%%
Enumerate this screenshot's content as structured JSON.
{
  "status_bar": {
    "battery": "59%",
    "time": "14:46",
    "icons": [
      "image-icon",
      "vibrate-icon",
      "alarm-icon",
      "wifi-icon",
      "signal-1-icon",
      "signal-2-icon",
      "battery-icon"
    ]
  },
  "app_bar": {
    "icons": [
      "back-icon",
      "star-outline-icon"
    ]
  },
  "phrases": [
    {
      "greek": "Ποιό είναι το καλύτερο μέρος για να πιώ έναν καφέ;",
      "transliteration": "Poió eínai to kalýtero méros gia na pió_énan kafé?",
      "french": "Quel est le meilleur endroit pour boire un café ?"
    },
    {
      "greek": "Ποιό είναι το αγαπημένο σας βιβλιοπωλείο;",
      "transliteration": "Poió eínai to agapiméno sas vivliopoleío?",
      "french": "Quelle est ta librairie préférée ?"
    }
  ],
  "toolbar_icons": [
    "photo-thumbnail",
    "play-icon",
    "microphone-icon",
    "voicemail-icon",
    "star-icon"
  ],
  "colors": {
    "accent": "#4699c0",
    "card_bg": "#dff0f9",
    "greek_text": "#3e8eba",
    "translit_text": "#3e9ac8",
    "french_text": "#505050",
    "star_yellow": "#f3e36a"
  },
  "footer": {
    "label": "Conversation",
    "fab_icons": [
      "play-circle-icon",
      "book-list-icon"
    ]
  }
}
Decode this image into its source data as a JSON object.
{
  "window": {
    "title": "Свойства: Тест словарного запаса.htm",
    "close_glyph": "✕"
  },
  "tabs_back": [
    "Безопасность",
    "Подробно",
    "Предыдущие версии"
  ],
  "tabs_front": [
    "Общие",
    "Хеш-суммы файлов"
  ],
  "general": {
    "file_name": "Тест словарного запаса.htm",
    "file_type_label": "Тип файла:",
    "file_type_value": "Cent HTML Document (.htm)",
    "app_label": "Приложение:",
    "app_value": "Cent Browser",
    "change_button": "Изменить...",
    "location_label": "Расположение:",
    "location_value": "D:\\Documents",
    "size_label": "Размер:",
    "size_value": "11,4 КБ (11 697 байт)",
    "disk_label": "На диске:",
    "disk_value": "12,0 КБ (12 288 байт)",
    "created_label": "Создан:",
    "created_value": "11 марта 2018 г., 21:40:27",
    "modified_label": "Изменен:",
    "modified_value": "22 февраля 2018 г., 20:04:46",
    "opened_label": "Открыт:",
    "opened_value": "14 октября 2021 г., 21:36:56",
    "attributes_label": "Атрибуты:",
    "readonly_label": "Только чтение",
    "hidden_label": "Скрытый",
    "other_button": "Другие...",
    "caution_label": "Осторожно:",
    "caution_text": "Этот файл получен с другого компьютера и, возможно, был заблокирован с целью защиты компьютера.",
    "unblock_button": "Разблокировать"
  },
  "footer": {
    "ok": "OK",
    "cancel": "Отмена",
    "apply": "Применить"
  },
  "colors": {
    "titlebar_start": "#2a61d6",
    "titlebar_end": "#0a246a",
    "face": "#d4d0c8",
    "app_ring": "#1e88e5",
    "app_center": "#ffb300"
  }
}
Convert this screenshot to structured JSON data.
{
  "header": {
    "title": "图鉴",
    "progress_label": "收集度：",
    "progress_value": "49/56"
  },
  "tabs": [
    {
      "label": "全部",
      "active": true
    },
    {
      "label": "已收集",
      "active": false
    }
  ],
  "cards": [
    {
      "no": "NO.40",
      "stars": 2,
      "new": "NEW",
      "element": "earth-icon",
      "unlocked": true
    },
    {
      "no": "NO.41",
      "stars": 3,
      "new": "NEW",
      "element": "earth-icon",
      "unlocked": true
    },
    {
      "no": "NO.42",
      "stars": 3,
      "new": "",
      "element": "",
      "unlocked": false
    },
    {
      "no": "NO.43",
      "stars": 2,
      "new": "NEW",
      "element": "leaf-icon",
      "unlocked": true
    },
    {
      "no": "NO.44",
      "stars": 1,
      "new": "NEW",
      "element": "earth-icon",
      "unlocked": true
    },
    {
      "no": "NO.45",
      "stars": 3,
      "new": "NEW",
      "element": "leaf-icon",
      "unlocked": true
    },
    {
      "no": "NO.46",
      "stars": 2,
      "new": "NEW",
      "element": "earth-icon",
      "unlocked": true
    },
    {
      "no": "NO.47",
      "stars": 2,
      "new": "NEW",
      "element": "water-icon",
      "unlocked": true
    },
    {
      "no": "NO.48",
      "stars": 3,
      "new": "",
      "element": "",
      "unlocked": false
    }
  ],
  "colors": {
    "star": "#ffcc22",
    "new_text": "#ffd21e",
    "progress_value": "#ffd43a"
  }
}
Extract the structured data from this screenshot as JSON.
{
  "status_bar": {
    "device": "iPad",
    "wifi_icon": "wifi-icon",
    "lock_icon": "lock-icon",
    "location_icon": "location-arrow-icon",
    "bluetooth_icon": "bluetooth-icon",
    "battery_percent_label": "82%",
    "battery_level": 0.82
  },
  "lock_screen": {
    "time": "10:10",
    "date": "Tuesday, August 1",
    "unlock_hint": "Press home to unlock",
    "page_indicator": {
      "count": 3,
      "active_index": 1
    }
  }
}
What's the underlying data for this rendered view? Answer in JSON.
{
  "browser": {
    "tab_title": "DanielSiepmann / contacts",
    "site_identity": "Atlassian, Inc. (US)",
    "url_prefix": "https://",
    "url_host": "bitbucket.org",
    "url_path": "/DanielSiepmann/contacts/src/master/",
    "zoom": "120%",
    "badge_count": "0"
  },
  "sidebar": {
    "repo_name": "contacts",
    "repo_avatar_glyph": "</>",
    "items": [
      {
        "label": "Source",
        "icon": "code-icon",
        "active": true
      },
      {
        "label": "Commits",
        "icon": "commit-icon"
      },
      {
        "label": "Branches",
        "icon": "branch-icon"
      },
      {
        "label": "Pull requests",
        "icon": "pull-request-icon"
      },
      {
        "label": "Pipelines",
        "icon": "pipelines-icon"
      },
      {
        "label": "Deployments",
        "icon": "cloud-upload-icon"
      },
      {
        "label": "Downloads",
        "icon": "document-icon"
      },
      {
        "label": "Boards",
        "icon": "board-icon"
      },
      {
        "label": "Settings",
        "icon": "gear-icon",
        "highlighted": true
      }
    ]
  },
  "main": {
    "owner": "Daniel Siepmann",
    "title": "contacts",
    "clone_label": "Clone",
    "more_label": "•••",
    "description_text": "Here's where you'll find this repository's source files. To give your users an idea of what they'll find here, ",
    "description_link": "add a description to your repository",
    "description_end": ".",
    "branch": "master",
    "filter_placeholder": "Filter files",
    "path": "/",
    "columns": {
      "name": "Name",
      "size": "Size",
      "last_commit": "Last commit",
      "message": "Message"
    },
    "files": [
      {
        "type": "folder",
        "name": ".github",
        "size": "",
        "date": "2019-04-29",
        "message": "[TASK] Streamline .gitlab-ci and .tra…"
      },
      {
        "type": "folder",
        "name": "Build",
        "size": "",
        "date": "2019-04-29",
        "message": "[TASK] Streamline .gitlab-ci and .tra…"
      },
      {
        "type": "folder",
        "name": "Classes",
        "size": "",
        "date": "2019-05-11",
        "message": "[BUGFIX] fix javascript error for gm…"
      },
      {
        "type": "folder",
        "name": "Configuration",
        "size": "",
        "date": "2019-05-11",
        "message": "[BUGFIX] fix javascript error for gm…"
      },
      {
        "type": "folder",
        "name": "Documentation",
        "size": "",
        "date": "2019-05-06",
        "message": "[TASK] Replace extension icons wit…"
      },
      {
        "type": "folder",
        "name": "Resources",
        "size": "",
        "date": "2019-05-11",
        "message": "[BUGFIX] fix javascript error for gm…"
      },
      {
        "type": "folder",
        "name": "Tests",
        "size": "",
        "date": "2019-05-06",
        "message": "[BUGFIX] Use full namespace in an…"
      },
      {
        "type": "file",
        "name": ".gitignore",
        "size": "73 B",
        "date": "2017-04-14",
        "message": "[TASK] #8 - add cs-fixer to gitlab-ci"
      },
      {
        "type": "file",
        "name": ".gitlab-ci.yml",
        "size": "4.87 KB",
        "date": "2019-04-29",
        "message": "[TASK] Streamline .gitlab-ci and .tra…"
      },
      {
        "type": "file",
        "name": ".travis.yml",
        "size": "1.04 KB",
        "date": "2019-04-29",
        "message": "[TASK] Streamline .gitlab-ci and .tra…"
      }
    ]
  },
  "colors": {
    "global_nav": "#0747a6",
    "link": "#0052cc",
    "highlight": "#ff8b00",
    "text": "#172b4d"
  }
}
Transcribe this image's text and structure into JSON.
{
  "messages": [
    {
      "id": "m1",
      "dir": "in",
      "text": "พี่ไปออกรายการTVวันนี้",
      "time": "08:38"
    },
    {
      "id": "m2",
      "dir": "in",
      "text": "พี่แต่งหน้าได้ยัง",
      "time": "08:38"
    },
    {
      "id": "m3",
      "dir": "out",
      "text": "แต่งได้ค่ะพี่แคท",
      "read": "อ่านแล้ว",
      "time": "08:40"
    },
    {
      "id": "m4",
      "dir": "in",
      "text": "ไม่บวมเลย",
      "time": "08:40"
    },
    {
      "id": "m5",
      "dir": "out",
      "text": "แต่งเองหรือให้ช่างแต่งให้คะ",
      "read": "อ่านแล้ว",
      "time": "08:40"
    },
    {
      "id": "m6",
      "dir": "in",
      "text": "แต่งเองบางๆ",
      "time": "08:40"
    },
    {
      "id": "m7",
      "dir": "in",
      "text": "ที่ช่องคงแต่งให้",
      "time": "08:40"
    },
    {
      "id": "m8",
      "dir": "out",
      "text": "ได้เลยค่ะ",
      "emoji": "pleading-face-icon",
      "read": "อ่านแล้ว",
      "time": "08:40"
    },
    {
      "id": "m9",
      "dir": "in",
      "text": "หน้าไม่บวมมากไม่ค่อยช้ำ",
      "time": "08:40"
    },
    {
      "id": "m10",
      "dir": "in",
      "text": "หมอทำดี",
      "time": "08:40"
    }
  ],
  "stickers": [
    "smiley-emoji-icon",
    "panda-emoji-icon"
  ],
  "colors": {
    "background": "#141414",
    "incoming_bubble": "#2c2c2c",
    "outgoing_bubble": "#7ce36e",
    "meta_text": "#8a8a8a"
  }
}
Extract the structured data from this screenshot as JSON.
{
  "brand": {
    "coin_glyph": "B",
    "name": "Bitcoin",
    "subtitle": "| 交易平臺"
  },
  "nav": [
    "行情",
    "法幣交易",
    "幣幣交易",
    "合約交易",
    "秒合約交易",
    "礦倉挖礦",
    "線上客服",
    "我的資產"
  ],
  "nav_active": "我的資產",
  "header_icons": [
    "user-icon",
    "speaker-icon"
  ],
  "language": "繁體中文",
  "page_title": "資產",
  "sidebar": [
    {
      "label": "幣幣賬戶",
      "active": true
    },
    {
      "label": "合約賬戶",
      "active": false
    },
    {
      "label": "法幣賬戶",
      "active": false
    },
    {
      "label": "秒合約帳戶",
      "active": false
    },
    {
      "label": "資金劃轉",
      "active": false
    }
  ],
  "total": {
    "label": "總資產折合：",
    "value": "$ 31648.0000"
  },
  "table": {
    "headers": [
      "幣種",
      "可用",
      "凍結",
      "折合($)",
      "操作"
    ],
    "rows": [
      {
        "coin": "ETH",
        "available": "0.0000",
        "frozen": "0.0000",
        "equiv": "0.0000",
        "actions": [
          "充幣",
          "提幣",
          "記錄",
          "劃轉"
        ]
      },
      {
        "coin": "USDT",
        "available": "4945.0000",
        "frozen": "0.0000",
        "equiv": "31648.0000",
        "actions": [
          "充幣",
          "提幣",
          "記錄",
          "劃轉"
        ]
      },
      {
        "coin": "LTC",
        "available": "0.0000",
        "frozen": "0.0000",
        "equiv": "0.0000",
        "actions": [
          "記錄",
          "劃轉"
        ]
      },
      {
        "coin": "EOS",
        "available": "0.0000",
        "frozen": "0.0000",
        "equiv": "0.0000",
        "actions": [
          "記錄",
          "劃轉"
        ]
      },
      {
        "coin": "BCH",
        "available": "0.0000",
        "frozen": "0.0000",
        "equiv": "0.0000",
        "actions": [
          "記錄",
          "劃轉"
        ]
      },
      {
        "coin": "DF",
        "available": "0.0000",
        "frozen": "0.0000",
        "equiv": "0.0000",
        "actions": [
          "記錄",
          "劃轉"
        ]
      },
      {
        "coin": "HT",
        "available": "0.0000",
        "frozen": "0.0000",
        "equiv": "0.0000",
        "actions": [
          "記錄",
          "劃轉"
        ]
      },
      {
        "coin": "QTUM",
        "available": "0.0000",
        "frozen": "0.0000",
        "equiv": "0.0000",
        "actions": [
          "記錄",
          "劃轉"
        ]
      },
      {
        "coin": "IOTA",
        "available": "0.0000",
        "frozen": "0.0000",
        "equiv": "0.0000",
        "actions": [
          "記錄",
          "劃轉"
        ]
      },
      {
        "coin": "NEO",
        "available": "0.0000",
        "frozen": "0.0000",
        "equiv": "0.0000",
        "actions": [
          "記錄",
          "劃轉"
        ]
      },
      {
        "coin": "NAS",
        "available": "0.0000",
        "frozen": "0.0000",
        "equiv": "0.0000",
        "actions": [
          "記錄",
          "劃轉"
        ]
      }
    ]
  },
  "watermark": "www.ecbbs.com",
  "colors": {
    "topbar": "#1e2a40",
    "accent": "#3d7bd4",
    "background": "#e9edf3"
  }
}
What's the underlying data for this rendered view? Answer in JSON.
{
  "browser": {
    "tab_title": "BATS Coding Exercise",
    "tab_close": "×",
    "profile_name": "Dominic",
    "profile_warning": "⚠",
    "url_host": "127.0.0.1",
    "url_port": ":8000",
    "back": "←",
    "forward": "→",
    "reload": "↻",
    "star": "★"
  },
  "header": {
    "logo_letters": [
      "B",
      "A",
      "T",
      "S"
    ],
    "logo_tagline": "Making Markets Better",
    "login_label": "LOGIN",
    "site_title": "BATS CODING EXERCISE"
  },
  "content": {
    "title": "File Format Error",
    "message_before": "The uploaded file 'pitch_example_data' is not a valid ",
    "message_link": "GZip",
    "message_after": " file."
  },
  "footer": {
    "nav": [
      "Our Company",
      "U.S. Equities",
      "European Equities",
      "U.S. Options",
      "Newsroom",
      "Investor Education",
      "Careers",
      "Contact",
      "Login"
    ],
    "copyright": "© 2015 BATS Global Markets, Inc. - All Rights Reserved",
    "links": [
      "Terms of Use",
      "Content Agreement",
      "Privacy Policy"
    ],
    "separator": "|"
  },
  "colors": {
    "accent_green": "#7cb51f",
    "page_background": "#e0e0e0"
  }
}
%%
PROBLEM REQUIREMENTS
Only lines that contain the word "словарного" are wanted; copy each of them.

FINAL ANSWER
    "title": "Свойства: Тест словарного запаса.htm",
    "file_name": "Тест словарного запаса.htm",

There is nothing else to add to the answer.